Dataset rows
------------------------------------

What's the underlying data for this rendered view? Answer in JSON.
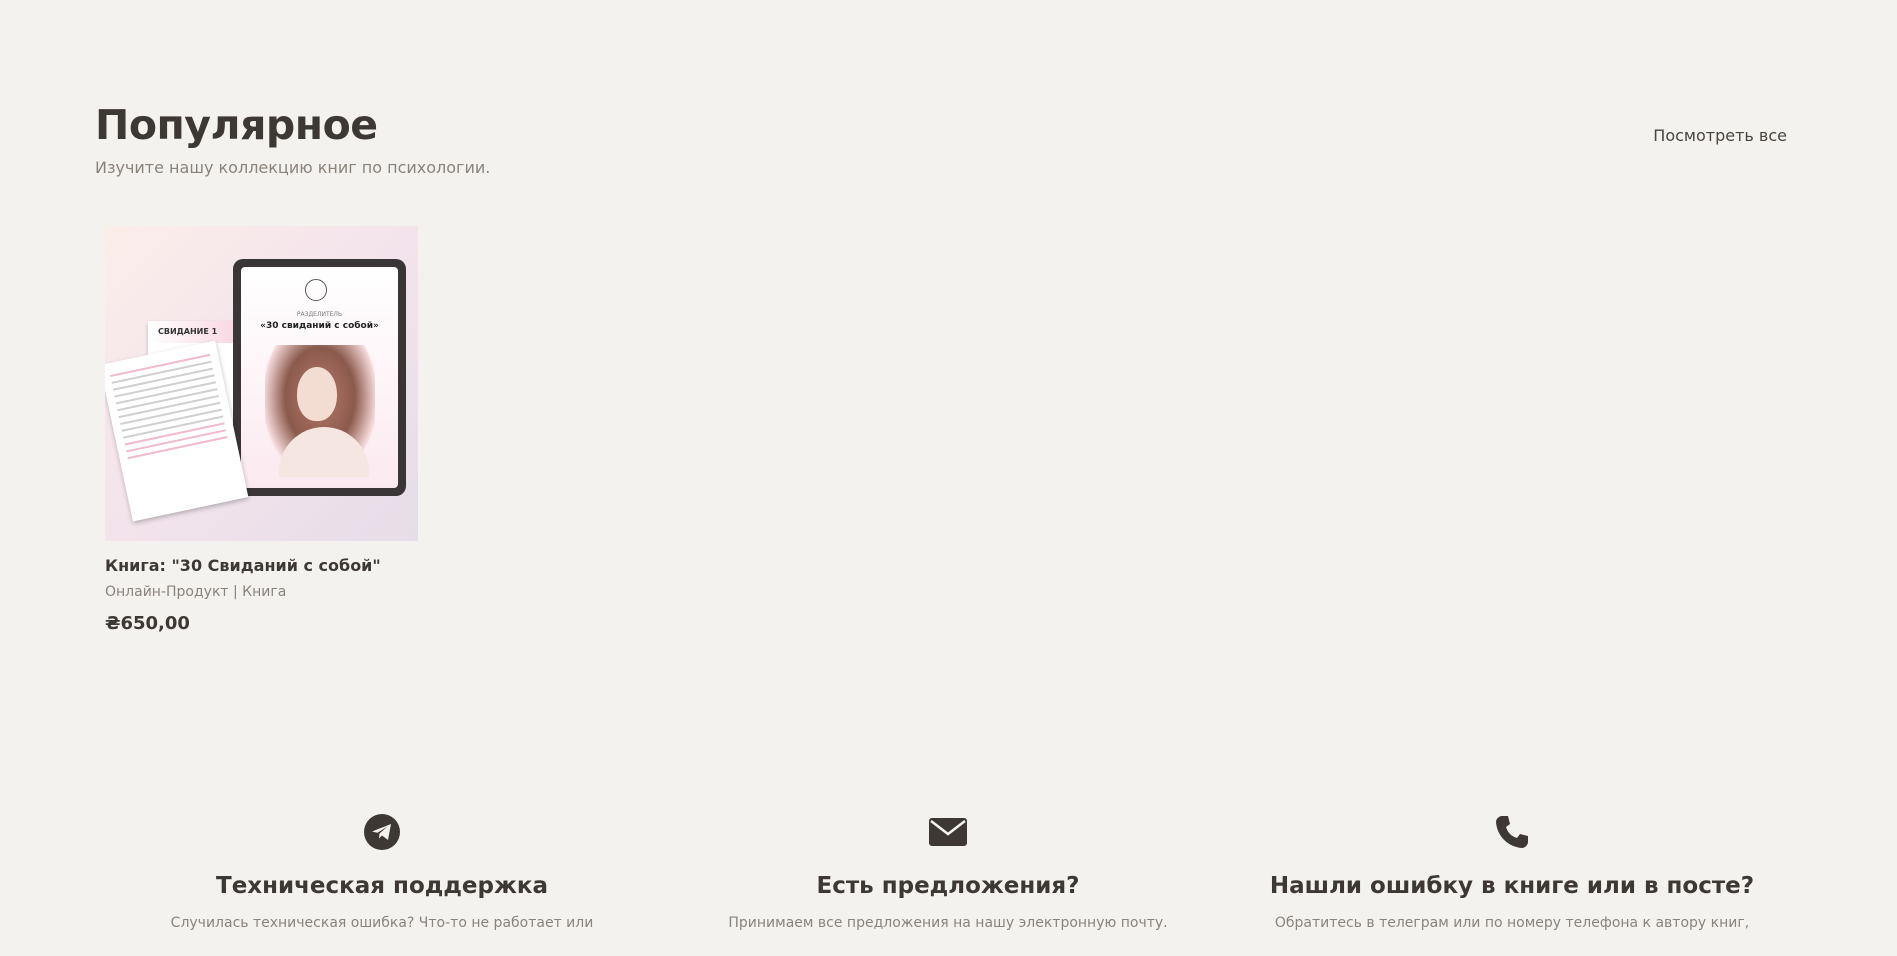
{
  "popular": {
    "title": "Популярное",
    "subtitle": "Изучите нашу коллекцию книг по психологии.",
    "view_all": "Посмотреть все"
  },
  "product": {
    "title": "Книга: \"30 Свиданий с собой\"",
    "category": "Онлайн-Продукт | Книга",
    "price": "₴650,00",
    "image_tablet_small": "РАЗДЕЛИТЕЛЬ",
    "image_tablet_title": "«30 свиданий с собой»",
    "image_paper_heading": "СВИДАНИЕ 1"
  },
  "features": [
    {
      "icon": "telegram-icon",
      "title": "Техническая поддержка",
      "text": "Случилась техническая ошибка? Что-то не работает или"
    },
    {
      "icon": "envelope-icon",
      "title": "Есть предложения?",
      "text": "Принимаем все предложения на нашу электронную почту."
    },
    {
      "icon": "phone-icon",
      "title": "Нашли ошибку в книге или в посте?",
      "text": "Обратитесь в телеграм или по номеру телефона к автору книг,"
    }
  ],
  "colors": {
    "background": "#f4f2ee",
    "text": "#3d3833",
    "muted": "#8a837c"
  }
}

------------------------------------

- SET TASK
An exact transcription of all the entries is required, without the pictures.

- EXERCISE OUTPUT
What's the underlying data for this rendered view? Answer in JSON.
{
  "popular": {
    "title": "Популярное",
    "subtitle": "Изучите нашу коллекцию книг по психологии.",
    "view_all": "Посмотреть все"
  },
  "product": {
    "title": "Книга: \"30 Свиданий с собой\"",
    "category": "Онлайн-Продукт | Книга",
    "price": "₴650,00",
    "image_tablet_small": "РАЗДЕЛИТЕЛЬ",
    "image_tablet_title": "«30 свиданий с собой»",
    "image_paper_heading": "СВИДАНИЕ 1"
  },
  "features": [
    {
      "icon": "telegram-icon",
      "title": "Техническая поддержка",
      "text": "Случилась техническая ошибка? Что-то не работает или"
    },
    {
      "icon": "envelope-icon",
      "title": "Есть предложения?",
      "text": "Принимаем все предложения на нашу электронную почту."
    },
    {
      "icon": "phone-icon",
      "title": "Нашли ошибку в книге или в посте?",
      "text": "Обратитесь в телеграм или по номеру телефона к автору книг,"
    }
  ],
  "colors": {
    "background": "#f4f2ee",
    "text": "#3d3833",
    "muted": "#8a837c"
  }
}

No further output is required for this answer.